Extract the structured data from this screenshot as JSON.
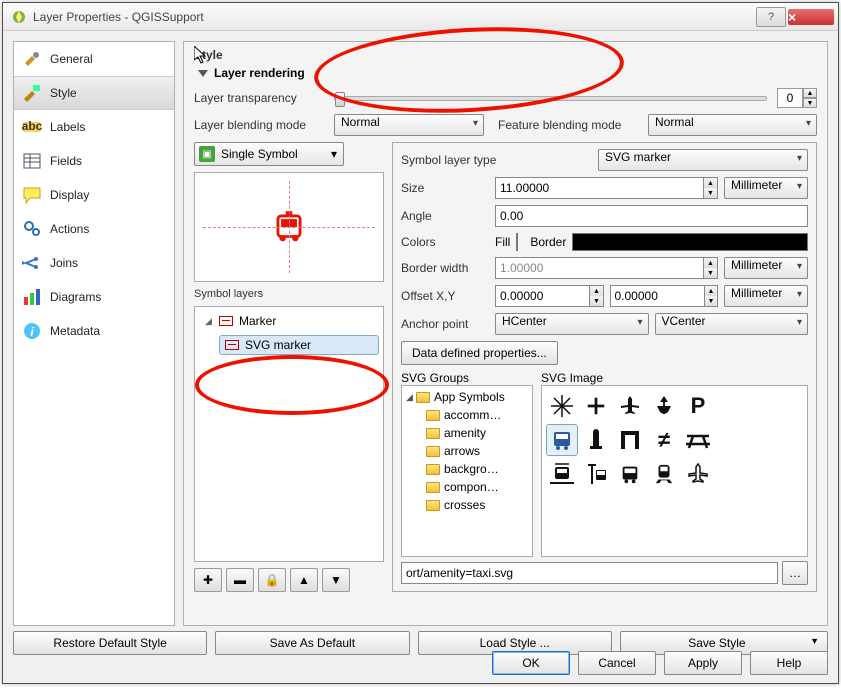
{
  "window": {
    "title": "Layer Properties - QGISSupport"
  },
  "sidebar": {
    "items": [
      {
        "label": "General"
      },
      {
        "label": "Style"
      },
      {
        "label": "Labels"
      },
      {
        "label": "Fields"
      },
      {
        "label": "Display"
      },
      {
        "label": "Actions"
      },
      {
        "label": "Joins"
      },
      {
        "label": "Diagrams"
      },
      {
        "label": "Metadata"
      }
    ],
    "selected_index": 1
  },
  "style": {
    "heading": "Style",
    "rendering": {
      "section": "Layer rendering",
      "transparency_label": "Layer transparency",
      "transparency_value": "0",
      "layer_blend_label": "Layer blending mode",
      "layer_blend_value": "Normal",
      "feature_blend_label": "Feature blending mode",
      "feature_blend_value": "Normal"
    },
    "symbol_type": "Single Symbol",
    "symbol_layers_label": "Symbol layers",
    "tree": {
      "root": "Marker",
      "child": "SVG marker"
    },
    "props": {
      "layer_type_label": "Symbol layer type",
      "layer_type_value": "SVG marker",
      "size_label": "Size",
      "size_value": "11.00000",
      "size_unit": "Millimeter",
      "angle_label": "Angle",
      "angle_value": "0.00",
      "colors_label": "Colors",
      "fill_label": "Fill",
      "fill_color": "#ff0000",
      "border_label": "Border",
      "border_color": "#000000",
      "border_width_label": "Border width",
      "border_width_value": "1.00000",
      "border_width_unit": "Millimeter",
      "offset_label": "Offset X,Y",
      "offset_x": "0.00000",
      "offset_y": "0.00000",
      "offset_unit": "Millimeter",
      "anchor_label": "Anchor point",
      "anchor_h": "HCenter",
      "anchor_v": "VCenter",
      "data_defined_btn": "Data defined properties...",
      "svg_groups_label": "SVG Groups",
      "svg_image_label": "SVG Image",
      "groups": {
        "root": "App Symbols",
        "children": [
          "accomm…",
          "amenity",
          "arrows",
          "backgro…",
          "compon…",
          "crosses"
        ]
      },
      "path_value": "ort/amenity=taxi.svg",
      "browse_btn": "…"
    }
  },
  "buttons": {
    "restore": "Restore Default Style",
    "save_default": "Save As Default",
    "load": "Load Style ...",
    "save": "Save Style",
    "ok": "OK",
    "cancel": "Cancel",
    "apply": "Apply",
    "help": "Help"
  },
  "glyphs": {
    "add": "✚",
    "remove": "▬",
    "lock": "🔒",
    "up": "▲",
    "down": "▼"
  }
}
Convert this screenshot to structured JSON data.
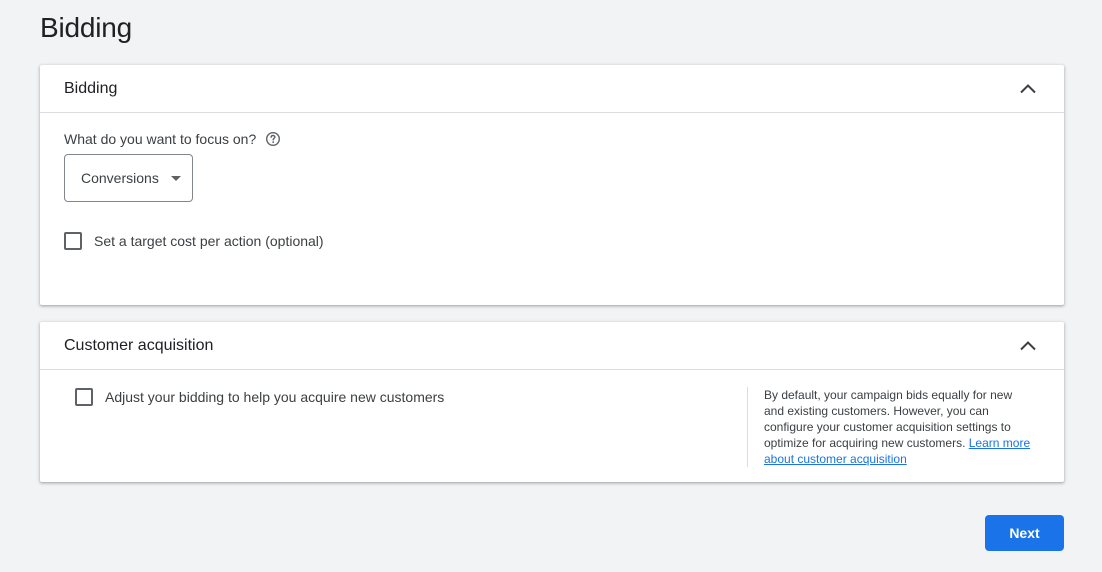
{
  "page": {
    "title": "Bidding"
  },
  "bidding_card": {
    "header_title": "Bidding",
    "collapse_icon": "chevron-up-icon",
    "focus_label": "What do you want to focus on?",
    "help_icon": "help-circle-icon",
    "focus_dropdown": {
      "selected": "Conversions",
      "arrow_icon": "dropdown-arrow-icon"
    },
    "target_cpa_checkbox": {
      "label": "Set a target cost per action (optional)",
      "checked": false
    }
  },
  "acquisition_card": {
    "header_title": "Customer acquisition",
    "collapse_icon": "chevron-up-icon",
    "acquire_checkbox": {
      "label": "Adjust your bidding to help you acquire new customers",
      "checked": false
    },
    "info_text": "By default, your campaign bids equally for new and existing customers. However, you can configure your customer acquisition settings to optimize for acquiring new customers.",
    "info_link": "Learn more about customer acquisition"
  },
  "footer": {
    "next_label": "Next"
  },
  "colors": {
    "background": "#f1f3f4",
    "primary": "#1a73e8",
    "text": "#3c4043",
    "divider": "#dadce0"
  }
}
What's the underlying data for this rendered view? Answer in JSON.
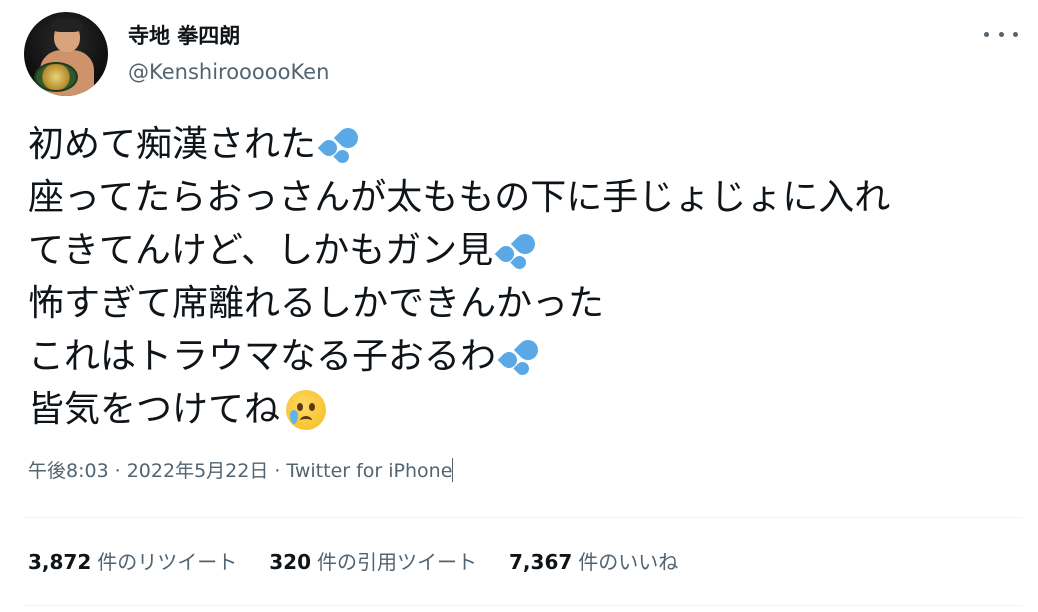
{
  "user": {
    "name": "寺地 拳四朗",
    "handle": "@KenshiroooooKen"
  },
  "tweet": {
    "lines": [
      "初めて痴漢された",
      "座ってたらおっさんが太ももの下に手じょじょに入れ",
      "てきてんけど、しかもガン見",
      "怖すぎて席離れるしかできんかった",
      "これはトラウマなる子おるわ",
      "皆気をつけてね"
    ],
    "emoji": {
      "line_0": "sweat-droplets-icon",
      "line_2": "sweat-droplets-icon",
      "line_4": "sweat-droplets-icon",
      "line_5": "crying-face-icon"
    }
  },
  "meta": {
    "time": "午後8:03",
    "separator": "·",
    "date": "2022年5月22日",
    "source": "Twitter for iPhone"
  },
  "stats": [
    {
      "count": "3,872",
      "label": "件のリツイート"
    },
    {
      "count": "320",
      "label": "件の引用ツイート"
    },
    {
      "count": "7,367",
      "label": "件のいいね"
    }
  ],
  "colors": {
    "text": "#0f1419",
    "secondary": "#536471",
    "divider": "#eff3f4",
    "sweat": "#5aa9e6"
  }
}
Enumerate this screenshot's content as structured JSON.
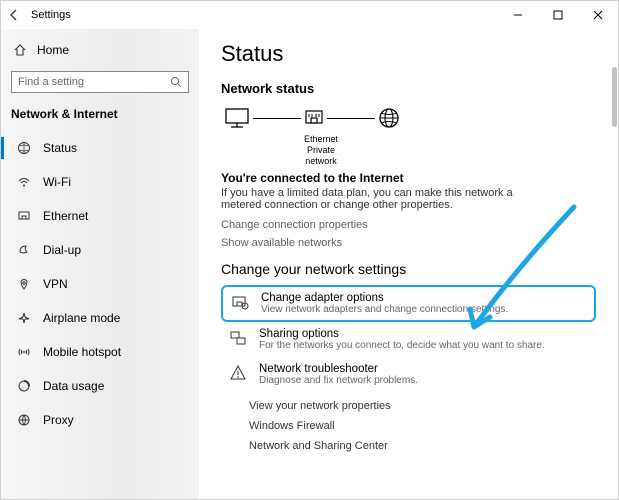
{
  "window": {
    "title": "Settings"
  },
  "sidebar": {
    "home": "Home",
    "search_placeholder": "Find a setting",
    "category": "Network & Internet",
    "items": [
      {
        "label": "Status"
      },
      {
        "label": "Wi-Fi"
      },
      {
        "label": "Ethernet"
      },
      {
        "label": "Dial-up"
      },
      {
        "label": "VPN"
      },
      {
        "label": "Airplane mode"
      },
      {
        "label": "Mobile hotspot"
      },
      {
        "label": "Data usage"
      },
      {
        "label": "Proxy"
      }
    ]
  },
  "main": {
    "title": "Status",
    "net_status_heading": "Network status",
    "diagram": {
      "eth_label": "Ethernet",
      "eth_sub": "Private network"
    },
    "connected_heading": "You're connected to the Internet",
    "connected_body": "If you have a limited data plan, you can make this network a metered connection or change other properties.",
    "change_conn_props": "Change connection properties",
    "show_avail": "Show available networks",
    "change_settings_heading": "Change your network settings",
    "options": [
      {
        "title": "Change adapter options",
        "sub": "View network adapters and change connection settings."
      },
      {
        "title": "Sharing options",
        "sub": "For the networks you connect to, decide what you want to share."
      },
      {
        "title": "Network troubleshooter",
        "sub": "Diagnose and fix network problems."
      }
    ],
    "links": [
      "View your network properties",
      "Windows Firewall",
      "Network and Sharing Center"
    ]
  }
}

====================

• **SET EXERCISE**
Go through the records and show every line with the string "mode" in it.

• **EXERCISE SOLUTION**
      "layer_blend_label": "Layer blending mode",
      "feature_blend_label": "Feature blending mode",
        "label": "Airplane mode"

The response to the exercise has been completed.